Exercise description ->
Reproduce the listing word for word, leaving every picture behind.

Dataset ->
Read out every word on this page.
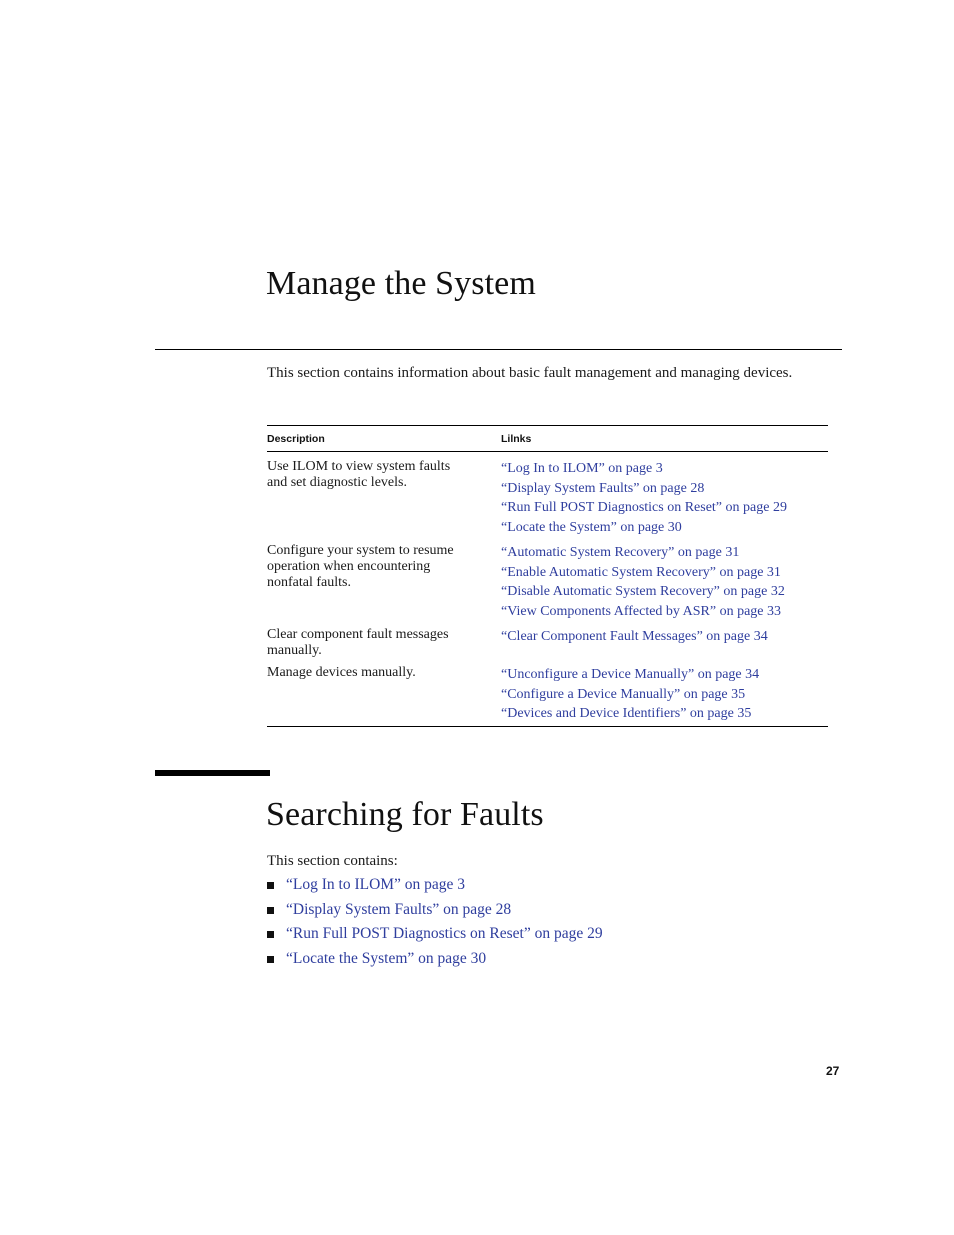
Manage the System
This section contains information about basic fault management and managing devices.
Description	Lilnks

Use ILOM to view system faults and set diagnostic levels.	“Log In to ILOM” on page 3
“Display System Faults” on page 28
“Run Full POST Diagnostics on Reset” on page 29
“Locate the System” on page 30

Configure your system to resume operation when encountering nonfatal faults.	“Automatic System Recovery” on page 31
“Enable Automatic System Recovery” on page 31
“Disable Automatic System Recovery” on page 32
“View Components Affected by ASR” on page 33

Clear component fault messages manually.	“Clear Component Fault Messages” on page 34

Manage devices manually.	“Unconfigure a Device Manually” on page 34
“Configure a Device Manually” on page 35
“Devices and Device Identifiers” on page 35
Searching for Faults
This section contains:
“Log In to ILOM” on page 3
“Display System Faults” on page 28
“Run Full POST Diagnostics on Reset” on page 29
“Locate the System” on page 30
27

Result of this task ->
Read out every word on this page.
Manage the System
This section contains information about basic fault management and managing devices.
Description	Lilnks

Use ILOM to view system faults and set diagnostic levels.	“Log In to ILOM” on page 3
“Display System Faults” on page 28
“Run Full POST Diagnostics on Reset” on page 29
“Locate the System” on page 30

Configure your system to resume operation when encountering nonfatal faults.	“Automatic System Recovery” on page 31
“Enable Automatic System Recovery” on page 31
“Disable Automatic System Recovery” on page 32
“View Components Affected by ASR” on page 33

Clear component fault messages manually.	“Clear Component Fault Messages” on page 34

Manage devices manually.	“Unconfigure a Device Manually” on page 34
“Configure a Device Manually” on page 35
“Devices and Device Identifiers” on page 35
Searching for Faults
This section contains:
“Log In to ILOM” on page 3
“Display System Faults” on page 28
“Run Full POST Diagnostics on Reset” on page 29
“Locate the System” on page 30
27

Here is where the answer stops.